1817 -1818: Kidnapping of Aboriginal children continues: Instances of
Aboriginal boys employed as stock-keepers in outlying areas were reported in
the local press. One boy, called Jacob, was arrested at York Plains for aiding
and abetting the killing of another stock-keeper. Another was found dead at
Pittwater, “and is at present supposed to have been murdered.” In a third case,
“Two black natives, who have long been among the inhabitants, named James
Tedbury and George Frederick, were charged with robbing Roger Gavin if
several articles, and James Goodwin of a musket, at the Coal River; after
which they escaped into the woods and were there apprehended, both armed.


                                                                                    6
They were each sentenced to be transported to such part of the Territory as His
Honour the Lieutenant-Governor may be pleased to direct, for the term of three
years.”
** (HTG: 1817: Oct 25, and Dec 13; 1818: Nov 14)

1817: (August) New Norfolk: Conflict between Stock-keepers and
Aborigines: The local press reported the following: “A few days ago a party
of about twenty Black Natives pursued three of the Government Stock-keepers
near New Norfolk, and began throwing their spears at them, when the men
turned about and began firing, but at which they not regarding kept on
throwing their spears: this made the Stock-keepers resolved to kill some of
them, which they soon accomplished by leaving three dead in the field and
taking one prisoner, and which soon made the Natives quit their military array
and disband themselves – in the Engagement they threw upwards of 40 Spears,
which was very surprising that not one of them hit the men.”
*** (H T G 1817: Aug 31)

1819: (March 13): River Plenty, New Norfolk: Government Attempts to
Curb Child Abduction. “Outrages perpetrated against some of the Native
People in the Remote Country adjoining the River Plenty, though the result of
the Inquiries Instituted upon these Reports has not established the Facts
alleged, farther than that two Native Children have remained in the Hands of a
Person resident about the Falls: ….It is undeniable that in many former
Instances, Cruelties have been perpetrated repugnant to the Humanity and
disgraceful to the British Character, while few attempts can be traced on the
Part of the Colonists to conciliate the Native People….Miscreants…sometimes
wantonly fire and kill the Men, and at others pursue the Women for the
purpose of compelling them to abandon their Children.” The Government
ordered that “With a view to prevent the continuance of the Cruelty before
mentioned, of depriving the Natives of their Children” the resident magistrates
at Pitt Water and the Coal River and the District Constables in all the other
districts “do forthwith take an Account of all the Native Youths and Children
which are Resident with any of the Settlers and Stock-keepers; stating from
whom and in what manner they were obtained.” They were also to report “any
Native child which shall come or be brought into their District, or Country
adjoining; together with the Circumstances attending it” and that “Native
Youths and Children who shall be known to be with any of the Settlers or
Stock-keepers, unless so accounted for, will be removed to Hobart Town,
where they will be supported and instructed at the Charge and under the
Direction of Government.”

- _SHORT TASK_:
Answer these from the page extract:
(a) Where was the boy called Jacob arrested?
(b) How many spears were thrown in the 1817 engagement near New Norfolk?
(c) To what town were unaccounted-for Native youths and children to be removed under the 1819 order?
The listing after the page extract has no connection to it.

- _ENTRIES_:
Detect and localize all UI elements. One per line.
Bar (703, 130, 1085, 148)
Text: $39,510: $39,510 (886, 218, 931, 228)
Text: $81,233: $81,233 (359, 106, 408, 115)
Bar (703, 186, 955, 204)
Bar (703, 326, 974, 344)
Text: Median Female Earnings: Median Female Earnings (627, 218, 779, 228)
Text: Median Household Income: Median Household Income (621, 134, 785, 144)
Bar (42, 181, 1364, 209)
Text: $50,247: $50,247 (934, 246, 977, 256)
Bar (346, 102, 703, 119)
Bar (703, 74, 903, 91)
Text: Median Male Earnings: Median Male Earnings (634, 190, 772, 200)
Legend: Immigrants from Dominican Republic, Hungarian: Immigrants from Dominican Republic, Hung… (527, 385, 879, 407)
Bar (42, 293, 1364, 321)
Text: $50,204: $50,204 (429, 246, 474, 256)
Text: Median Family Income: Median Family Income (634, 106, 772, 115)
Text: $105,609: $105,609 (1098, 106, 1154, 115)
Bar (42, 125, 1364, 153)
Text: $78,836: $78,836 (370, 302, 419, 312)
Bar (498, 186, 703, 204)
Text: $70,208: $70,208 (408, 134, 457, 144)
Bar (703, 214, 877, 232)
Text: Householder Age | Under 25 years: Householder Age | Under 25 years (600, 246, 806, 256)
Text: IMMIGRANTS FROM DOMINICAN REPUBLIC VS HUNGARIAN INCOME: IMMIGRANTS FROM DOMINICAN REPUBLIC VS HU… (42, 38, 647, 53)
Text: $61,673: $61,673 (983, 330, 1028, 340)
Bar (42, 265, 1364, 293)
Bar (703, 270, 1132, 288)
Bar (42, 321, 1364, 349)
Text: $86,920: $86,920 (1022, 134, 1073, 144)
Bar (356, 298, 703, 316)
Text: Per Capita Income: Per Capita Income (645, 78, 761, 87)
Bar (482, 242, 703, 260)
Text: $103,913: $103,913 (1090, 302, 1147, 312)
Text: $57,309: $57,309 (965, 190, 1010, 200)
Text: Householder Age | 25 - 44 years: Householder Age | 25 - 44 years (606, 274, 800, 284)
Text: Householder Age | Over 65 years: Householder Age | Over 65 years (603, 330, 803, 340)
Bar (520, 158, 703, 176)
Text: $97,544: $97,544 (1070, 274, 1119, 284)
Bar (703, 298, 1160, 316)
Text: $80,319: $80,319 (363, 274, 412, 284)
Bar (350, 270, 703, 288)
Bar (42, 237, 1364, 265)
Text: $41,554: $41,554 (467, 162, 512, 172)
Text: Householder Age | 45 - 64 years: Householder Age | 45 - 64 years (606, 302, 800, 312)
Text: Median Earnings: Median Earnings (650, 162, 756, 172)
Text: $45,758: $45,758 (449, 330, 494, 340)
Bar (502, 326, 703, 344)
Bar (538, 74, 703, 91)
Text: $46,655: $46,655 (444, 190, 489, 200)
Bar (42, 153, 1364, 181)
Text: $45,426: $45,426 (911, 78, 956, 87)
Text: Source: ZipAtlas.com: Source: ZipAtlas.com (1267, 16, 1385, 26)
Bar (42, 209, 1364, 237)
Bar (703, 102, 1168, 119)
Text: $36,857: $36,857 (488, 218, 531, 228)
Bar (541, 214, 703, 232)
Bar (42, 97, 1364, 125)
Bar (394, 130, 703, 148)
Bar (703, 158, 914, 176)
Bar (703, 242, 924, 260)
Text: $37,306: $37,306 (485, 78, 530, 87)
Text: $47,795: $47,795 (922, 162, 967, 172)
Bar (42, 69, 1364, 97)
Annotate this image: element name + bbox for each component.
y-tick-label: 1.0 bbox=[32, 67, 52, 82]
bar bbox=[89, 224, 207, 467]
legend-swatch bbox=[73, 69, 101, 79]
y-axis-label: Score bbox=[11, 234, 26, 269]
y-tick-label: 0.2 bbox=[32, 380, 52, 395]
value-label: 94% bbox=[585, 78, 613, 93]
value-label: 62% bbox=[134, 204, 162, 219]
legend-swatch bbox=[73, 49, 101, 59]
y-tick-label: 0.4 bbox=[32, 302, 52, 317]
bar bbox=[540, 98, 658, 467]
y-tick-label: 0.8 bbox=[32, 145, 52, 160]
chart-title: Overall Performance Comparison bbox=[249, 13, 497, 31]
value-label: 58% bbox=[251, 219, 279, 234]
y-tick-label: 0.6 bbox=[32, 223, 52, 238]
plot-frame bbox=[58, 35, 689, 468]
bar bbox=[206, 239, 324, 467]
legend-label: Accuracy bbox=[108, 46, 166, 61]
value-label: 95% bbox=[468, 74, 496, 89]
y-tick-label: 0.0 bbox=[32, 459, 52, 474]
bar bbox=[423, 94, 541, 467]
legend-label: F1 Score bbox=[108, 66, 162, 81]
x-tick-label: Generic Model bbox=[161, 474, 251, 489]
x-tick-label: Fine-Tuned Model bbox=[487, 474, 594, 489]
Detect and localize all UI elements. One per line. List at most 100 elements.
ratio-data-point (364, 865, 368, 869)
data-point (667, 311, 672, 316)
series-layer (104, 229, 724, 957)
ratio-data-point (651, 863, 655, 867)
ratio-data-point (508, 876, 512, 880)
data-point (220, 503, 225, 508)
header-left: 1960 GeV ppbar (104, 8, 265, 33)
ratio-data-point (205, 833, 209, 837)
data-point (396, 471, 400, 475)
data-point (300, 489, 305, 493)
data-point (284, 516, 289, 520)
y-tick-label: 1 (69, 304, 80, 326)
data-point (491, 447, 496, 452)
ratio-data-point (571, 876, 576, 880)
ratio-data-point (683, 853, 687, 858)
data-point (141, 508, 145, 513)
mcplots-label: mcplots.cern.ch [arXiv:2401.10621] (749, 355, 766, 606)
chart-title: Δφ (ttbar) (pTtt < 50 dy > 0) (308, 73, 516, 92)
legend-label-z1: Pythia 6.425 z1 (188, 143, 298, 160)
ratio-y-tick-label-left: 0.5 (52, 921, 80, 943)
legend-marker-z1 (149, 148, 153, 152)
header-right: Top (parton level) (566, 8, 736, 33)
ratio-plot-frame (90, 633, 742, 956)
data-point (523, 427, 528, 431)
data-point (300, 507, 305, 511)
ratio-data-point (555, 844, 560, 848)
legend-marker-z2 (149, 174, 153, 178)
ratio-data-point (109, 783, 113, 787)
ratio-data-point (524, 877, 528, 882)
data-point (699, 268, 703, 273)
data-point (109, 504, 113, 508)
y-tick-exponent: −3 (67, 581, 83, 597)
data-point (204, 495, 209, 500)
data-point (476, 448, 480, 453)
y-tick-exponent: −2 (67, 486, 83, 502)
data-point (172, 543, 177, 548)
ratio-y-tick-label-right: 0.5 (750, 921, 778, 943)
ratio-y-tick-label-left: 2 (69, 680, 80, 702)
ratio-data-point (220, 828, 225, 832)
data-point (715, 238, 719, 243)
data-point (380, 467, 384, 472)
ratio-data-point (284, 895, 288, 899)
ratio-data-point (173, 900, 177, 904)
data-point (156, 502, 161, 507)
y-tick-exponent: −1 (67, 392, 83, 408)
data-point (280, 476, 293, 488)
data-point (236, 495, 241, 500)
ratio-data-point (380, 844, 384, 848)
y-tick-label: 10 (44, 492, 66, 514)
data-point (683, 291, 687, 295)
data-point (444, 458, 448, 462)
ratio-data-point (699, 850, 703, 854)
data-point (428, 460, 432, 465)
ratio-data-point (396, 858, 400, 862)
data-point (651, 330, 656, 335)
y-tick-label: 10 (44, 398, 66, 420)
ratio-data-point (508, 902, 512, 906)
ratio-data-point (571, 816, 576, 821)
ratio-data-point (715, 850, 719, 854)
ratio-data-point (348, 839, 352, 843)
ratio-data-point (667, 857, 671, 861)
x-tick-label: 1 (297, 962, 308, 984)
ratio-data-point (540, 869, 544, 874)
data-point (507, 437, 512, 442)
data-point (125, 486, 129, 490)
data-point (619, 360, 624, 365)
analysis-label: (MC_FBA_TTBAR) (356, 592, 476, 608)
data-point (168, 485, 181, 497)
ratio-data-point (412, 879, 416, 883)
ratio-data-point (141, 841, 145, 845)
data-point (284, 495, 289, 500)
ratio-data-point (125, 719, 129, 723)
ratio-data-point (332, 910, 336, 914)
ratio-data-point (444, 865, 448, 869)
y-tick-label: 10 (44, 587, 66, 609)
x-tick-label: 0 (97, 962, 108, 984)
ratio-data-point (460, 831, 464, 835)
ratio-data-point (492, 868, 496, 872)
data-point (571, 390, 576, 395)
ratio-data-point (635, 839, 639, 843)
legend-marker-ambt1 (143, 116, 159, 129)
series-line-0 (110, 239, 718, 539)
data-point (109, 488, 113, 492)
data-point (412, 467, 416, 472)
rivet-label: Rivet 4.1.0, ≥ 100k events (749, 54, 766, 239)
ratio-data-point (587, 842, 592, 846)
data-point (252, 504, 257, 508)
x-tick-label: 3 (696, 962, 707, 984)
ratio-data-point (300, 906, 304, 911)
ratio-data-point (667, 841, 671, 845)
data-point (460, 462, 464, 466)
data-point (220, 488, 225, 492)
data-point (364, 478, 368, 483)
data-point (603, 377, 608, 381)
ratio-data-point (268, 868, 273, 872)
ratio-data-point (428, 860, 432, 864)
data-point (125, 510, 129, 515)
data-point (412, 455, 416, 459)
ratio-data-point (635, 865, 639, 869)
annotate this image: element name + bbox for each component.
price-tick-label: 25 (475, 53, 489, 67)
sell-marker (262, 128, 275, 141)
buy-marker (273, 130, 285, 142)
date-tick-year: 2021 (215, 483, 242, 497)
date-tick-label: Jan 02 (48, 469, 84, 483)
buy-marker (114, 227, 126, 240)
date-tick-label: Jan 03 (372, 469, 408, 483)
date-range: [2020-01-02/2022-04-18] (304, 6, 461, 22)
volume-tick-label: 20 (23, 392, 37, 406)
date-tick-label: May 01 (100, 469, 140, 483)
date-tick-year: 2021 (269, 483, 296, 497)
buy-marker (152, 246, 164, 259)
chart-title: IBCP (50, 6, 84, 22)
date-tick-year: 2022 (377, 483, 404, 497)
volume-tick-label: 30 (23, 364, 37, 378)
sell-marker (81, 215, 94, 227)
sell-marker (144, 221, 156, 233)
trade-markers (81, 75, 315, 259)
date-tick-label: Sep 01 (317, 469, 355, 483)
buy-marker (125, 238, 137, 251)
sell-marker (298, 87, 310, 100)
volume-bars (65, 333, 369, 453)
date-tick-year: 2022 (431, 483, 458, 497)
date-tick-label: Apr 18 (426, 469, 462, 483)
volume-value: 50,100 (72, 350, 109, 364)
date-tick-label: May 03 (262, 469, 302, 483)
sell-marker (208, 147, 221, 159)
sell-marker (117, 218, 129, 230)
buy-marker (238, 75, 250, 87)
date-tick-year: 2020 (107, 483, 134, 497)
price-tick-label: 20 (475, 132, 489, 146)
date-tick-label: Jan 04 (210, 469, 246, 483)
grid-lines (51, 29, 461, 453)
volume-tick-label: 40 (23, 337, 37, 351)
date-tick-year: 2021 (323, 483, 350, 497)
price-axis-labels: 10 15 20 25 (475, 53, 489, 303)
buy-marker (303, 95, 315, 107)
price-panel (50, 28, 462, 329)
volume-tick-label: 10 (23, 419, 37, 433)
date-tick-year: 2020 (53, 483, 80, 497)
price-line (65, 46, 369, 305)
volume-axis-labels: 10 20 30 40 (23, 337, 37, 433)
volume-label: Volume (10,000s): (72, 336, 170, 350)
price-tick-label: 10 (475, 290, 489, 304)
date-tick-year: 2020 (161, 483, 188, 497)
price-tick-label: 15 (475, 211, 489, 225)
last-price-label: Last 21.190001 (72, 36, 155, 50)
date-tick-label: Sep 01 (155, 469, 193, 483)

- _RESPONSE_:
(a) At York Plains.
(b) Upwards of 40.
(c) Hobart Town.